What needs to be done ▸ Copy, from the entries below, each line where the word "JSON" can be found.

Records for the exercise ▸
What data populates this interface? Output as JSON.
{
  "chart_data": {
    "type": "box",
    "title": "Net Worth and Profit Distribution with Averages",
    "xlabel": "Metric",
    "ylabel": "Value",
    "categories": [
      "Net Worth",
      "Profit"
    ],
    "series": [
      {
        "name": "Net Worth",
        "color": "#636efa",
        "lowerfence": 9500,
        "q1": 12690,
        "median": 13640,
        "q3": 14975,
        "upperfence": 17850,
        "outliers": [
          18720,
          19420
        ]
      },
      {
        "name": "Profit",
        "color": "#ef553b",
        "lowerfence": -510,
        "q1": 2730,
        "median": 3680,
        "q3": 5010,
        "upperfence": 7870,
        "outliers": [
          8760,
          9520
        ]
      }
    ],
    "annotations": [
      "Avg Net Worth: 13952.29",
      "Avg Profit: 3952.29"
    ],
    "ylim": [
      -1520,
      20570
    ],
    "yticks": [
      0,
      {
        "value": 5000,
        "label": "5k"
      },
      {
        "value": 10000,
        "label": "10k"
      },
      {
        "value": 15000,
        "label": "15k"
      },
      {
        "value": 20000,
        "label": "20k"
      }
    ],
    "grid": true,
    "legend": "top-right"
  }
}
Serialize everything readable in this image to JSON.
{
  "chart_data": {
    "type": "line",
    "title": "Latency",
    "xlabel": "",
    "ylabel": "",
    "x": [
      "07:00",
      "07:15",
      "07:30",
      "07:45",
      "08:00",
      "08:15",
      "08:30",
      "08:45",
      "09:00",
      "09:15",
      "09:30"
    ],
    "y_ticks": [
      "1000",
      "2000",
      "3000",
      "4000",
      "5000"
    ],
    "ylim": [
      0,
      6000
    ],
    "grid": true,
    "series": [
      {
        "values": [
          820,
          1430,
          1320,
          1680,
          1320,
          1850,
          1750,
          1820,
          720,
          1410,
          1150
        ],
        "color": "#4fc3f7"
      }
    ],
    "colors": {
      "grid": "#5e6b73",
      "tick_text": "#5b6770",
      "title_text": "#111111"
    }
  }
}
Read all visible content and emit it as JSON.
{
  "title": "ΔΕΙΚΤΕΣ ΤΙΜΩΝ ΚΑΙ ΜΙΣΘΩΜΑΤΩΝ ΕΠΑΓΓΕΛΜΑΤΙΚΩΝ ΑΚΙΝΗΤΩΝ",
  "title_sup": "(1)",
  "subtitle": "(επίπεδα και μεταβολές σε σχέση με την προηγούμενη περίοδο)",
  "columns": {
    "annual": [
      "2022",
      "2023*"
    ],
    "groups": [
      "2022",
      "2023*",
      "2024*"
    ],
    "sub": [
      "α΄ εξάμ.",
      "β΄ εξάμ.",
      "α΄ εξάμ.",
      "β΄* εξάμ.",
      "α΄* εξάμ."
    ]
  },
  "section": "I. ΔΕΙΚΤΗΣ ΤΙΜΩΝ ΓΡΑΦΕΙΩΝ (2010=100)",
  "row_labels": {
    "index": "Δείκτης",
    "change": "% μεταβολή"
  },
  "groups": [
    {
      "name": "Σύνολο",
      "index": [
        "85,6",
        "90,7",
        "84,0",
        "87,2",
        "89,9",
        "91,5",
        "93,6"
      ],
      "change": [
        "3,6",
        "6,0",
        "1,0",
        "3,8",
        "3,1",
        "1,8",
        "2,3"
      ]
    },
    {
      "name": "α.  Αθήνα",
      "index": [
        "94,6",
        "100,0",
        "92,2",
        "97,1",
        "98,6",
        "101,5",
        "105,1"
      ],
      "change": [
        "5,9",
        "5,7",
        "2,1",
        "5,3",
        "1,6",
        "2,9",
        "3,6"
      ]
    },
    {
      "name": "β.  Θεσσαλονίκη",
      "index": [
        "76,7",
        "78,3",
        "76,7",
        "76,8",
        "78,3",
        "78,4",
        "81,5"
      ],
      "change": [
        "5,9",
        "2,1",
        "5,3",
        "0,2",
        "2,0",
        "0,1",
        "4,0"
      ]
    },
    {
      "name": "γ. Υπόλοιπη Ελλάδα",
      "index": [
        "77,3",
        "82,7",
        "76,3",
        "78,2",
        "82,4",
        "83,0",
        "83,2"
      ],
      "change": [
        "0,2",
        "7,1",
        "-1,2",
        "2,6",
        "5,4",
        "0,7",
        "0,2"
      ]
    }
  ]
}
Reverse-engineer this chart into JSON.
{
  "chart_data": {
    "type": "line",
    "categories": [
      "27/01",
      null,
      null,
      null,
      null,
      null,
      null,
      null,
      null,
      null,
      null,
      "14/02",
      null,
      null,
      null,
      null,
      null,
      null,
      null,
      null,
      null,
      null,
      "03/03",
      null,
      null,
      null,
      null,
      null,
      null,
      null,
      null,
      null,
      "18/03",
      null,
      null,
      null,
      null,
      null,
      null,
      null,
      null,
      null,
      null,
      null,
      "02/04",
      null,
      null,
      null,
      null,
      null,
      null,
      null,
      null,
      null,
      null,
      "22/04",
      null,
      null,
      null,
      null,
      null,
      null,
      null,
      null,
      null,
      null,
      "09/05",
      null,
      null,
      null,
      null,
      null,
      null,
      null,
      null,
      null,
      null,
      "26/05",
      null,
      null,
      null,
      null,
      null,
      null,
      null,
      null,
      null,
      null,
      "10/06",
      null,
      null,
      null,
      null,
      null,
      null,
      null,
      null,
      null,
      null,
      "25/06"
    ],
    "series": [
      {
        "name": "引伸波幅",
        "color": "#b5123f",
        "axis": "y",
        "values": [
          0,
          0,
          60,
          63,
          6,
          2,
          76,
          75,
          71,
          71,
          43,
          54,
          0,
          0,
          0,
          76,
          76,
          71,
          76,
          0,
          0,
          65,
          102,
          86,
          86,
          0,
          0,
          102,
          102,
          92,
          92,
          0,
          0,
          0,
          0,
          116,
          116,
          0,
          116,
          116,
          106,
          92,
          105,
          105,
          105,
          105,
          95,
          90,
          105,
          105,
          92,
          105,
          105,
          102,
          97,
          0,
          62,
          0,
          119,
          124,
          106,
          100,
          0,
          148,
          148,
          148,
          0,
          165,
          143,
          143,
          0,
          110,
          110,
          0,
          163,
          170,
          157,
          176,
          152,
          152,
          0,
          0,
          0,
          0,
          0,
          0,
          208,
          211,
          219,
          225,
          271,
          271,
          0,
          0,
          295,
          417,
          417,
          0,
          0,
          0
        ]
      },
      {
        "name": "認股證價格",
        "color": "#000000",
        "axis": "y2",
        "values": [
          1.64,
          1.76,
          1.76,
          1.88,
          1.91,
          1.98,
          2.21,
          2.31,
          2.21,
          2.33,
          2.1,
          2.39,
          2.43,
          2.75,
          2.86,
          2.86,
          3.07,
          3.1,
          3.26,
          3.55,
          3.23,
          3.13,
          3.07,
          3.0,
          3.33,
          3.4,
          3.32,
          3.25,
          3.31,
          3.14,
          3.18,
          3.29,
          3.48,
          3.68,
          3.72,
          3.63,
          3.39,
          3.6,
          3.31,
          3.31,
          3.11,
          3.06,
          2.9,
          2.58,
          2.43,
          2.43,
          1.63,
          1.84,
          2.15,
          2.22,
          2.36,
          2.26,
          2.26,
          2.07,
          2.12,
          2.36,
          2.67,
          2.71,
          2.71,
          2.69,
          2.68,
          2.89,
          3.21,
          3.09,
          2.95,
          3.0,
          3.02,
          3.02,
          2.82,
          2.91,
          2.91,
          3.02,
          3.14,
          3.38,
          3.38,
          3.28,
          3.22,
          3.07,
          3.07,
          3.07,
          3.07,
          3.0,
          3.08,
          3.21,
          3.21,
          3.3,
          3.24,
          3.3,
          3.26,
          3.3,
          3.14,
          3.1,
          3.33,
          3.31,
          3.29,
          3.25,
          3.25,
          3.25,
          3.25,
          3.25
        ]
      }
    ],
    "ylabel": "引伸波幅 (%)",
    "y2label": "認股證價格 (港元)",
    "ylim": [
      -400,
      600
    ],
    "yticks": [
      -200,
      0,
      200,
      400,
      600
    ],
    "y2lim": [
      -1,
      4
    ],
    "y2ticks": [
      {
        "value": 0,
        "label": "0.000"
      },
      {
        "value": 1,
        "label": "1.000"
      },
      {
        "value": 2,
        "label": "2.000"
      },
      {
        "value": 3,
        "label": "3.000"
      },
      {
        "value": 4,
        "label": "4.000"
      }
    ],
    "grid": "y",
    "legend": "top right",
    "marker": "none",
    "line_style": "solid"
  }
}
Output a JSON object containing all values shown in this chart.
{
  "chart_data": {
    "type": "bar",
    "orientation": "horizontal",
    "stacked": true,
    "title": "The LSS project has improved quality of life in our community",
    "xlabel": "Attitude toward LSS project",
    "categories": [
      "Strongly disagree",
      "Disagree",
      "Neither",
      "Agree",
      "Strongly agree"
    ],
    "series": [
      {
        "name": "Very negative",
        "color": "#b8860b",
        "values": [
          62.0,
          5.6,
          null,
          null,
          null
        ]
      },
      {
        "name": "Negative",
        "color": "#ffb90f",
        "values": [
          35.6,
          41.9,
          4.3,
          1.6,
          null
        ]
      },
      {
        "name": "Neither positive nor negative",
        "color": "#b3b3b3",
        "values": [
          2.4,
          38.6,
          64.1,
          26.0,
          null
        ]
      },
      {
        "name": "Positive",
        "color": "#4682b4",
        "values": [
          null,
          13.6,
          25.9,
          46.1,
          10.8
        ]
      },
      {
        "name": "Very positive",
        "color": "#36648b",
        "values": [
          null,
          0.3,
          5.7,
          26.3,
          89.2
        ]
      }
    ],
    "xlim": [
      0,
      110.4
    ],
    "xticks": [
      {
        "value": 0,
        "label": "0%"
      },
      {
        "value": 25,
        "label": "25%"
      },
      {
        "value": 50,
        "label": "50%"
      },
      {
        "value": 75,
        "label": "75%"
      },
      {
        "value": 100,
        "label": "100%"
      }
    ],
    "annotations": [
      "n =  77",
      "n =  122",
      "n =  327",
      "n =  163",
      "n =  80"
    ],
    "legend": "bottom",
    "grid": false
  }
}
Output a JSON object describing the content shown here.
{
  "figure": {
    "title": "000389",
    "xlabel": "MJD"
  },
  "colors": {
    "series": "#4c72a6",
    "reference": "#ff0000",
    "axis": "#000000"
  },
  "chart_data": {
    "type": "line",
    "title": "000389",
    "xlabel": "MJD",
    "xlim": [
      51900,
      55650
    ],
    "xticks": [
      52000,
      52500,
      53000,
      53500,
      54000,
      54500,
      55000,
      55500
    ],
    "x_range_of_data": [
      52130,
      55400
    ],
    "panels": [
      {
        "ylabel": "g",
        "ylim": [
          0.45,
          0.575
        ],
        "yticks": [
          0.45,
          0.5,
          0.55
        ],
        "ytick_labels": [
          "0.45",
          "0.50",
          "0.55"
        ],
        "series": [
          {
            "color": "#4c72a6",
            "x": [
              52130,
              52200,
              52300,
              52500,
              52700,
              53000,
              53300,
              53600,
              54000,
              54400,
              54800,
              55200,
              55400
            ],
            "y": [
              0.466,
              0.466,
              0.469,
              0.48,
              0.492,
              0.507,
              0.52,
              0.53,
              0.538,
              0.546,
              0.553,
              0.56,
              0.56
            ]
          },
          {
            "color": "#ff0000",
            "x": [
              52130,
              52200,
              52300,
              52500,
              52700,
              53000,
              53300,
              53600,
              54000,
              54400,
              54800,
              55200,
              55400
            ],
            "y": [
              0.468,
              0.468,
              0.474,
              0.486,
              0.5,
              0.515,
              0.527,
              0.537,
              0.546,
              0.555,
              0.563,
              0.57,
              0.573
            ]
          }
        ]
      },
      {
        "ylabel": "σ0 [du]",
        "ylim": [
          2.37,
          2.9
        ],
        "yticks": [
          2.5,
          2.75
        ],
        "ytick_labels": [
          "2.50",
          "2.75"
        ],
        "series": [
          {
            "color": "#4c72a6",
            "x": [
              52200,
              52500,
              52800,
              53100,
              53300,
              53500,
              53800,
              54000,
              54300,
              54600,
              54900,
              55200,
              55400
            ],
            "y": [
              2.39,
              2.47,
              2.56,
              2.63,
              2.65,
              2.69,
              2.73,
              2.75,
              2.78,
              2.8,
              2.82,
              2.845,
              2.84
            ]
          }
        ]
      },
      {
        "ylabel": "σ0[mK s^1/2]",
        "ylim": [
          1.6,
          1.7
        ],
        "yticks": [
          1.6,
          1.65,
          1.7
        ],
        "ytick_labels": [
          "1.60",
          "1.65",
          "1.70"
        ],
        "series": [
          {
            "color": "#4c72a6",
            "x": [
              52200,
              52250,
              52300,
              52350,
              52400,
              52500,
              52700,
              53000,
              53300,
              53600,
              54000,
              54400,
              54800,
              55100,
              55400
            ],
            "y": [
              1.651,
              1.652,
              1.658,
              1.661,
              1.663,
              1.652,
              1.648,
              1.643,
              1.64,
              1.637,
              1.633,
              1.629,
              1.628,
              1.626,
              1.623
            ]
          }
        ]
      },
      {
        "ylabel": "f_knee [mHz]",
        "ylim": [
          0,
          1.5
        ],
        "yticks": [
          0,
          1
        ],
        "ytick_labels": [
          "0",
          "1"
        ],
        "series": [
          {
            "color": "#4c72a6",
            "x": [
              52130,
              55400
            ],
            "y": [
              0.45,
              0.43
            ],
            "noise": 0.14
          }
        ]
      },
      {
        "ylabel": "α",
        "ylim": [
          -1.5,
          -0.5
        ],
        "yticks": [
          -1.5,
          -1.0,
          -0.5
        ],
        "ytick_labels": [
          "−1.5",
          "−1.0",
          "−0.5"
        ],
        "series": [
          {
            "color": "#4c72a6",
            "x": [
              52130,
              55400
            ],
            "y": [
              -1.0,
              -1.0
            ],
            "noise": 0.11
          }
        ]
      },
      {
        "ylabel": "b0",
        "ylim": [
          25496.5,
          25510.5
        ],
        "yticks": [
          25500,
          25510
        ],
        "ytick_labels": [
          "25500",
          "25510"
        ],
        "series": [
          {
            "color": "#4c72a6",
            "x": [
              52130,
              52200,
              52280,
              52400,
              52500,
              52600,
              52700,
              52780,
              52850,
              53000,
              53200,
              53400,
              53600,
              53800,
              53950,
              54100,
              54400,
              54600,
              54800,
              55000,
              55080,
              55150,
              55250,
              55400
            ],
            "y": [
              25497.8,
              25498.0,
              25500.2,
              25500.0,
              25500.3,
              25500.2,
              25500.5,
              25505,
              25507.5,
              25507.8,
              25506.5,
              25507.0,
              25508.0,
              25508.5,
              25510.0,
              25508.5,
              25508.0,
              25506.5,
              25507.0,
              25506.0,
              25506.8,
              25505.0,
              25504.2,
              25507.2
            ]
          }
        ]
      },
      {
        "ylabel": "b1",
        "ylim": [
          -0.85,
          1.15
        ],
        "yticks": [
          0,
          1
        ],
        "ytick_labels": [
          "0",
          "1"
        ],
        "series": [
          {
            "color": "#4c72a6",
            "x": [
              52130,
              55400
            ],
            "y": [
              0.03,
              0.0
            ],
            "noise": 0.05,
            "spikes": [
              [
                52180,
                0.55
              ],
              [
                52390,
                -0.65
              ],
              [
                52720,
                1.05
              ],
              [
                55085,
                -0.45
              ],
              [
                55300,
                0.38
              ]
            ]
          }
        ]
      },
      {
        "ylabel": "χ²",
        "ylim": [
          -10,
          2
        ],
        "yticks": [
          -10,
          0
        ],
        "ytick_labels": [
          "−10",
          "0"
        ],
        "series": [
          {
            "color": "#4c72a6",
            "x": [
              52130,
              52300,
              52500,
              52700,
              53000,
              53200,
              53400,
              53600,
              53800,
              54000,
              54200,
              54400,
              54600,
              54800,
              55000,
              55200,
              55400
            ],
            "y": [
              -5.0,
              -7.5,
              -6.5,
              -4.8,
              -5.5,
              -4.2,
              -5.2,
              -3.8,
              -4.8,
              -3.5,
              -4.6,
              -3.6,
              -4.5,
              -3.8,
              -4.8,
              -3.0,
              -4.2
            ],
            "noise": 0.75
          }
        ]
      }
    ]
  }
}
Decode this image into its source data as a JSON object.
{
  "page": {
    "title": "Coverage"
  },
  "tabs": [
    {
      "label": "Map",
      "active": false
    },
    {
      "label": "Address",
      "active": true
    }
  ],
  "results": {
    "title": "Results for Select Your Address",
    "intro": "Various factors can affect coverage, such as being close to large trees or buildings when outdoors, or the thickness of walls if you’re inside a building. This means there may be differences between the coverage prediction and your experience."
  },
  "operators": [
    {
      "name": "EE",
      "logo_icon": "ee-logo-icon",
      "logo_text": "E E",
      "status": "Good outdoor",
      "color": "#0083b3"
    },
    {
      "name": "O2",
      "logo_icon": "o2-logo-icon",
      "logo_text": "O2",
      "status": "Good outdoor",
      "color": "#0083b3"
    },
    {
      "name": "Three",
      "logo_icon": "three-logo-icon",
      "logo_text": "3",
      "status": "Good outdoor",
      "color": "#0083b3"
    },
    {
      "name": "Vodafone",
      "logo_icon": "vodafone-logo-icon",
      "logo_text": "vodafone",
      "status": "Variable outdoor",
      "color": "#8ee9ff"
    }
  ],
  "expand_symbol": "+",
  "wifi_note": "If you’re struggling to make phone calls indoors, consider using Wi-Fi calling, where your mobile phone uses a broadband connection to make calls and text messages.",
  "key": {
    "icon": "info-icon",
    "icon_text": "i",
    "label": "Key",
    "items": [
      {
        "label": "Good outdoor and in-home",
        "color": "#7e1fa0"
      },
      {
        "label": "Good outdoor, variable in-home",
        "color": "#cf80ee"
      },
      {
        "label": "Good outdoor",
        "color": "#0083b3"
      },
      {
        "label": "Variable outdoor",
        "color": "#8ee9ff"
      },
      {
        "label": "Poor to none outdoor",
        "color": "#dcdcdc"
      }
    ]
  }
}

Task answer ▸
What data populates this interface? Output as JSON.
Serialize everything readable in this image to JSON.
Read all visible content and emit it as JSON.
Reverse-engineer this chart into JSON.
Output a JSON object containing all values shown in this chart.
Output a JSON object describing the content shown here.
Decode this image into its source data as a JSON object.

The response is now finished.